Information given

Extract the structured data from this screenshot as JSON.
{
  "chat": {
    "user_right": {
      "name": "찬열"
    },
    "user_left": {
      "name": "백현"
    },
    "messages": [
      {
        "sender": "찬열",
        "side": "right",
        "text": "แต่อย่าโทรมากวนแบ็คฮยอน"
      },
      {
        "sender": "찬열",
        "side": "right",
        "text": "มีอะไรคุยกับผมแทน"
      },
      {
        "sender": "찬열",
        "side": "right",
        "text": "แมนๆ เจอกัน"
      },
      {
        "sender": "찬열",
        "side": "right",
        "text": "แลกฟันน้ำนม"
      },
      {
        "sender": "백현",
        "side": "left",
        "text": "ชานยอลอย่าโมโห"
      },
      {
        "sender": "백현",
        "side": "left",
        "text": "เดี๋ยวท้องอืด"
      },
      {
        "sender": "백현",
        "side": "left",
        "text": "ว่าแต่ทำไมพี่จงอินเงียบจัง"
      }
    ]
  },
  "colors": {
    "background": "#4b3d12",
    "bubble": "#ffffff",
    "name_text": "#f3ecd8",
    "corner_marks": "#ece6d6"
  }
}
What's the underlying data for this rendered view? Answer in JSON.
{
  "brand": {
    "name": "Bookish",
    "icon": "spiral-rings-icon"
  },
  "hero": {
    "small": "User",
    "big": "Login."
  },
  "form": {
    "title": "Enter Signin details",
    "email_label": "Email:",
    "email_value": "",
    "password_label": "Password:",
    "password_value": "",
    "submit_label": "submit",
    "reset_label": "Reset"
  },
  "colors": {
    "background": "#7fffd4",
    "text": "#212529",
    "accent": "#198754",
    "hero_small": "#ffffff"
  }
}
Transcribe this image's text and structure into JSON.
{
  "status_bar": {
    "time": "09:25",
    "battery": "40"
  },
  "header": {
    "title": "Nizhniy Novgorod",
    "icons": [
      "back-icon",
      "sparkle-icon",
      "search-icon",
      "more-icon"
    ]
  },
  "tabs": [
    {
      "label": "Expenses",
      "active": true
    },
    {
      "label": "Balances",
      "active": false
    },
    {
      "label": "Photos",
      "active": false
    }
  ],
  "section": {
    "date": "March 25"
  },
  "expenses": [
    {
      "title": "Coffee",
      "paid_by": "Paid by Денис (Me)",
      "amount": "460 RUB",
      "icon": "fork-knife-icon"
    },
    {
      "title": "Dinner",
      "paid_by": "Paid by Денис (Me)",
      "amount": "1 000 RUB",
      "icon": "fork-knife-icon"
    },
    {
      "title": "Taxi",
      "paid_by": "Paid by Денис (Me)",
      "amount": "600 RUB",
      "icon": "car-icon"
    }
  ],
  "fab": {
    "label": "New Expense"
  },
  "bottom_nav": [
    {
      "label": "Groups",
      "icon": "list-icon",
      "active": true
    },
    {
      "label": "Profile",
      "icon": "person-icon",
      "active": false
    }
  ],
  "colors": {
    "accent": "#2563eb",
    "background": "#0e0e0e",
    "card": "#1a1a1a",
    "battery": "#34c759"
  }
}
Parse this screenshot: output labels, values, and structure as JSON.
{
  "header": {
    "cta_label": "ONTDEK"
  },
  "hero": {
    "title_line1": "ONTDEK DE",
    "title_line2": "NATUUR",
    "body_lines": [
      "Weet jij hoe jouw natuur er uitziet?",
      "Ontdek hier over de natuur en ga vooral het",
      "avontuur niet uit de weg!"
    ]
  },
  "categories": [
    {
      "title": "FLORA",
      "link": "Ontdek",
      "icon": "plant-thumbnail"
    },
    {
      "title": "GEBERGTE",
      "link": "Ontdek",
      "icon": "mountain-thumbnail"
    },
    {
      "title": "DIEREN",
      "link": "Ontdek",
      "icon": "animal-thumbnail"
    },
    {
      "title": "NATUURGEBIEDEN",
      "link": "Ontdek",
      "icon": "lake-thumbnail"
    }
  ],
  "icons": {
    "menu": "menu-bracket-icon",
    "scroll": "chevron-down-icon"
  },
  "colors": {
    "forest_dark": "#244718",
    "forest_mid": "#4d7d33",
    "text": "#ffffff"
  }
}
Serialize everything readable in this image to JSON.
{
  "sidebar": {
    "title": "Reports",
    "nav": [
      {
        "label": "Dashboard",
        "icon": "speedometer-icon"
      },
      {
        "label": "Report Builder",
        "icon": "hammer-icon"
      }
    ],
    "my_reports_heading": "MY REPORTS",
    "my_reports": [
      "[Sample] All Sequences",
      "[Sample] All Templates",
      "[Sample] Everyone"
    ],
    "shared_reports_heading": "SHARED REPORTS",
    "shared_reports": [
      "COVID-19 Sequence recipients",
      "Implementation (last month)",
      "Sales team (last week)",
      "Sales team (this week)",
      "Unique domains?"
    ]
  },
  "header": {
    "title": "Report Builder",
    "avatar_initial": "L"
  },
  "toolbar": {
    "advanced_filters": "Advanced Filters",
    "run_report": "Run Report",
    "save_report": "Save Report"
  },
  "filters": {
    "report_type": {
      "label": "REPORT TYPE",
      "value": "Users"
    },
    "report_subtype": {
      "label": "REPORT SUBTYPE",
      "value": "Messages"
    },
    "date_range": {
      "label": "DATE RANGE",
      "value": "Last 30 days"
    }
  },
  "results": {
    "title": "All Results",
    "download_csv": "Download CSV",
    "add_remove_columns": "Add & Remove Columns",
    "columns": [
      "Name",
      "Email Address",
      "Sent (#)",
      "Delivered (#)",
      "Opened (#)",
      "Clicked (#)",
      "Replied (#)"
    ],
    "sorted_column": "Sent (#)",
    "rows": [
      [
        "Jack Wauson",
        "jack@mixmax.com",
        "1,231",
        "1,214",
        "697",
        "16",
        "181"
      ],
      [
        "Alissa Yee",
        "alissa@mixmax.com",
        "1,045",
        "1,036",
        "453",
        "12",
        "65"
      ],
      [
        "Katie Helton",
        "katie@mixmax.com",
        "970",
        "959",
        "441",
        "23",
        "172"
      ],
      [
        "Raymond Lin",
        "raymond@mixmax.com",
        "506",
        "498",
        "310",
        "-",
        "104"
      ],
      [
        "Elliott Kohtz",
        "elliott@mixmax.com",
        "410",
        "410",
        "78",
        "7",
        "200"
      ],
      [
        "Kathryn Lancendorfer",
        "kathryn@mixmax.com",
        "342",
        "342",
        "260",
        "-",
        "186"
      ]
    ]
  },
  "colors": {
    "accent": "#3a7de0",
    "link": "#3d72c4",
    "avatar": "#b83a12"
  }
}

Set problem
Search the entries for the word "screenshot" and gather every line where it appears.

Correct response
Extract the structured data from this screenshot as JSON.
Parse this screenshot: output labels, values, and structure as JSON.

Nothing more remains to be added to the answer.